**What to do:** Filter these entries so that only lines with the word "газовому" remain.

***

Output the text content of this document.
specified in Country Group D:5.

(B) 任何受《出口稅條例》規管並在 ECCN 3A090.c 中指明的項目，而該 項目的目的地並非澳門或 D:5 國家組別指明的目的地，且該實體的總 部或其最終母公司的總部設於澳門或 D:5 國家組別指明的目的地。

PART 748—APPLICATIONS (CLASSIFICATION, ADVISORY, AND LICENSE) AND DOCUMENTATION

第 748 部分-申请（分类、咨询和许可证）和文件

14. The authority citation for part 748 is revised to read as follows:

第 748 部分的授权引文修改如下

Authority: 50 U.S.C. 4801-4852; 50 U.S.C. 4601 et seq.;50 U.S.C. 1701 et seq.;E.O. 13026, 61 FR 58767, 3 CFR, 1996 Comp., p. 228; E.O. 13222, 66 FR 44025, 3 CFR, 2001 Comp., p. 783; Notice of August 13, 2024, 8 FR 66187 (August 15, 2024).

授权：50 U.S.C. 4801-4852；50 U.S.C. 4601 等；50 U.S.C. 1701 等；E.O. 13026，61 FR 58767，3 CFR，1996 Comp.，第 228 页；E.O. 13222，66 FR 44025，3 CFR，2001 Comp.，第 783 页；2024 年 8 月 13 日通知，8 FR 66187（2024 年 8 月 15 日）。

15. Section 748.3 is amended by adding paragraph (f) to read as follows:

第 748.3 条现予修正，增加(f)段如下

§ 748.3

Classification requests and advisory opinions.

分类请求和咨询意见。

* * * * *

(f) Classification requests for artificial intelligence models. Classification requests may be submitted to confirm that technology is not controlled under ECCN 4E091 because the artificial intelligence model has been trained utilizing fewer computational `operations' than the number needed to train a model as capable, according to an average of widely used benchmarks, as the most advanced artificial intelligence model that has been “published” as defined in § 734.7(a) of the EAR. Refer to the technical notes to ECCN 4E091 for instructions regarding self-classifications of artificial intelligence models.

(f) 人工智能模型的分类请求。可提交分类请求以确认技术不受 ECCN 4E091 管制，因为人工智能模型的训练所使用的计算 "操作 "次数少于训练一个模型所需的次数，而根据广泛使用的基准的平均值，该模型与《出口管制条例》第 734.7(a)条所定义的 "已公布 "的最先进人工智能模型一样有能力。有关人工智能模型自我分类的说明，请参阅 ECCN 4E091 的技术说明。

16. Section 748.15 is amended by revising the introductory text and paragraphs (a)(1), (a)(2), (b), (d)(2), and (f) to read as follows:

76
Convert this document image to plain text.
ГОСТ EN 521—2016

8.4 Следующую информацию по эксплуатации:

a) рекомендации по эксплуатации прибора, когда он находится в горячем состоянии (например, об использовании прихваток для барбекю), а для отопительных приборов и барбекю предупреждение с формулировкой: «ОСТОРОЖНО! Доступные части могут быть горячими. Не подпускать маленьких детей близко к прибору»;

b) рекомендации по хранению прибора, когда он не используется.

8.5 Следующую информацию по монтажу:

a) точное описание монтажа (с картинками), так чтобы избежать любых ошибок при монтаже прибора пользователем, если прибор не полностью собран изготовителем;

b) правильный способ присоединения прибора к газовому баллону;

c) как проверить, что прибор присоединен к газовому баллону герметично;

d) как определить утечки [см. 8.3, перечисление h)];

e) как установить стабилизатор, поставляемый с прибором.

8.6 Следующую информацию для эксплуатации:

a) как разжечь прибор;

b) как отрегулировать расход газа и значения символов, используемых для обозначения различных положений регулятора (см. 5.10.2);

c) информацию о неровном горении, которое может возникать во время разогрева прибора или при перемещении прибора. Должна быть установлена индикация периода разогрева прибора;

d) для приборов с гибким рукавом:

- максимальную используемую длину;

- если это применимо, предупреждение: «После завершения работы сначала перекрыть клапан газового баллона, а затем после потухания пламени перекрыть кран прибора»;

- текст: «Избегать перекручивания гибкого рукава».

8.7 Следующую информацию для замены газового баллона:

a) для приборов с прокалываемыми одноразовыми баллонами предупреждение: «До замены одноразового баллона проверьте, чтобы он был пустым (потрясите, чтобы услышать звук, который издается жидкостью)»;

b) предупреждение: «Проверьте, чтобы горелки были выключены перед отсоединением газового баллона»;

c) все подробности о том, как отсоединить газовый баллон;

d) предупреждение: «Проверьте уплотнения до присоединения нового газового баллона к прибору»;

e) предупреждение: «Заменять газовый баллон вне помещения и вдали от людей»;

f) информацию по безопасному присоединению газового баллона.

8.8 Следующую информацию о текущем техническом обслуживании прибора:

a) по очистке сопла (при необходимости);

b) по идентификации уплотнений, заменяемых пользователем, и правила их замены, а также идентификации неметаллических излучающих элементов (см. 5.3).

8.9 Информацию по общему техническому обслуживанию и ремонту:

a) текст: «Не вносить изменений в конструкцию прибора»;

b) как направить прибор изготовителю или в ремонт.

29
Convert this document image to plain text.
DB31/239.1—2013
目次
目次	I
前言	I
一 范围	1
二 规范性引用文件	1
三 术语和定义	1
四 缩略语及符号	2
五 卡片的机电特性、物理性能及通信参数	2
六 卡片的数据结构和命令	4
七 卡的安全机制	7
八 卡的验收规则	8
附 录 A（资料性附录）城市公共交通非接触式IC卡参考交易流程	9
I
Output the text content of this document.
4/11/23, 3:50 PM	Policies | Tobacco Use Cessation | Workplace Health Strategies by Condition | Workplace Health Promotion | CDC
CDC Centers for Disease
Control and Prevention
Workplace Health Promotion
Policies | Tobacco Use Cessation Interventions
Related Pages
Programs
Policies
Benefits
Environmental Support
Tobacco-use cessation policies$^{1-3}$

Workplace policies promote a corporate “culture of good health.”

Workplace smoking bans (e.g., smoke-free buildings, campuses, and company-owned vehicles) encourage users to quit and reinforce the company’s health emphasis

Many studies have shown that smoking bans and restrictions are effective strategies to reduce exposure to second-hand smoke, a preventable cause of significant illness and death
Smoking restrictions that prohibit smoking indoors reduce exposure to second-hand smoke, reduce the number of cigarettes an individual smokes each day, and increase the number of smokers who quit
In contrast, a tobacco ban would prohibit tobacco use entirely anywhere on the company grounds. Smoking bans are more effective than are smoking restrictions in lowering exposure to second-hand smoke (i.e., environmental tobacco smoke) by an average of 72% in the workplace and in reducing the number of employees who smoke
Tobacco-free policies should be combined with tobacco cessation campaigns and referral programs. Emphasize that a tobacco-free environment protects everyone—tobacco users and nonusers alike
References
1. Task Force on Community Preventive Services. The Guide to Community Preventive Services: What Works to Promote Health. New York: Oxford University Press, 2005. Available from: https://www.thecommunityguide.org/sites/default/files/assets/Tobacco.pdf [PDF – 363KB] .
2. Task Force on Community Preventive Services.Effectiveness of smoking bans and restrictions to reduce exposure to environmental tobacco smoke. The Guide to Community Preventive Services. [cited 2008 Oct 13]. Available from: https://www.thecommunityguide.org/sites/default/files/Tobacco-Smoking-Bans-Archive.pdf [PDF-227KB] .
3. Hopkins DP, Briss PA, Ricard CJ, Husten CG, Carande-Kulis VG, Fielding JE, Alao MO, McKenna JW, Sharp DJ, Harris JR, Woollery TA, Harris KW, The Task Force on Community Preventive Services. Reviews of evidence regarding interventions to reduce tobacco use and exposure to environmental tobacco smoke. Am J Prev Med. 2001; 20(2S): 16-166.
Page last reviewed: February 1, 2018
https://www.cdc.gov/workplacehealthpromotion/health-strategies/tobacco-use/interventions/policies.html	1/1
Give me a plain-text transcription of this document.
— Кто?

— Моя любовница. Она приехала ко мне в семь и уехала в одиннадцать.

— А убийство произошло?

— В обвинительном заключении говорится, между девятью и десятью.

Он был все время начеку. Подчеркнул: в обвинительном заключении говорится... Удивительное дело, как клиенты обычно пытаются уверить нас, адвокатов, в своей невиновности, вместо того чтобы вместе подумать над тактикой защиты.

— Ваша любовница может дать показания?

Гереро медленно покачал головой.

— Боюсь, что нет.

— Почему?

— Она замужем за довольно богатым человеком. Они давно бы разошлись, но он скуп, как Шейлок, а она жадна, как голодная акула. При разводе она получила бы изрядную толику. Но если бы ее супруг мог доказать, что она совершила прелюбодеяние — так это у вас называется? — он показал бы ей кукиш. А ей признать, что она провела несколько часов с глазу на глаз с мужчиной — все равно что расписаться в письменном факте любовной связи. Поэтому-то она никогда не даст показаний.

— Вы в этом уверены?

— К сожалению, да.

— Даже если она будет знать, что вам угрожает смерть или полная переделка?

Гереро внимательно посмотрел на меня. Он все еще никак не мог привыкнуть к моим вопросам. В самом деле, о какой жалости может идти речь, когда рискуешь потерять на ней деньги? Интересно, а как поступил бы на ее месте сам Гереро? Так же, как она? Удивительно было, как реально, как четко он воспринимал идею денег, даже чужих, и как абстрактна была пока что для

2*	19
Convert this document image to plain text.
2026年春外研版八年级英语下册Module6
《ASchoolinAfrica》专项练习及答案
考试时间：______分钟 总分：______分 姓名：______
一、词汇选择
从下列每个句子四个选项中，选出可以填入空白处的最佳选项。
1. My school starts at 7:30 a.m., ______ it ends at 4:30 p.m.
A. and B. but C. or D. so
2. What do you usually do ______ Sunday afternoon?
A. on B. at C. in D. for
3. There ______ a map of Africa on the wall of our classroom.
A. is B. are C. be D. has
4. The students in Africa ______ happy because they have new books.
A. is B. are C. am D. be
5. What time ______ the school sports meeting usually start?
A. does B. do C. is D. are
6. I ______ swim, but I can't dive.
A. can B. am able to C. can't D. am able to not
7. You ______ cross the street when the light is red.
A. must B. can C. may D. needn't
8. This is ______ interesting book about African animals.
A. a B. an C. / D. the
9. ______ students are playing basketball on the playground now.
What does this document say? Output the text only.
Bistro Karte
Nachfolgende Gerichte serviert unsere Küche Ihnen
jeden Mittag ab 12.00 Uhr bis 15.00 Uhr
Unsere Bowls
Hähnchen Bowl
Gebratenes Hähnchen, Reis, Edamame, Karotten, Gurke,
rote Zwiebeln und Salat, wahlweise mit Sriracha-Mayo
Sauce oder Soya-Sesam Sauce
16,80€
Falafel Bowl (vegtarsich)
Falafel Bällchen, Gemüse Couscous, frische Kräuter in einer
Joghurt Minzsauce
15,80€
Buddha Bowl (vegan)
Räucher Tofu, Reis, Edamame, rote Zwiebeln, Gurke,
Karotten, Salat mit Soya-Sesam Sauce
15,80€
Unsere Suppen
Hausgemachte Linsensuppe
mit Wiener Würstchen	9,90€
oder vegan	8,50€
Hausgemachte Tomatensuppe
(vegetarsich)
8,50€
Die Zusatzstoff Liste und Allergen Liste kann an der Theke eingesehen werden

***

**Exercise solution:**
b) правильный способ присоединения прибора к газовому баллону;
c) как проверить, что прибор присоединен к газовому баллону герметично;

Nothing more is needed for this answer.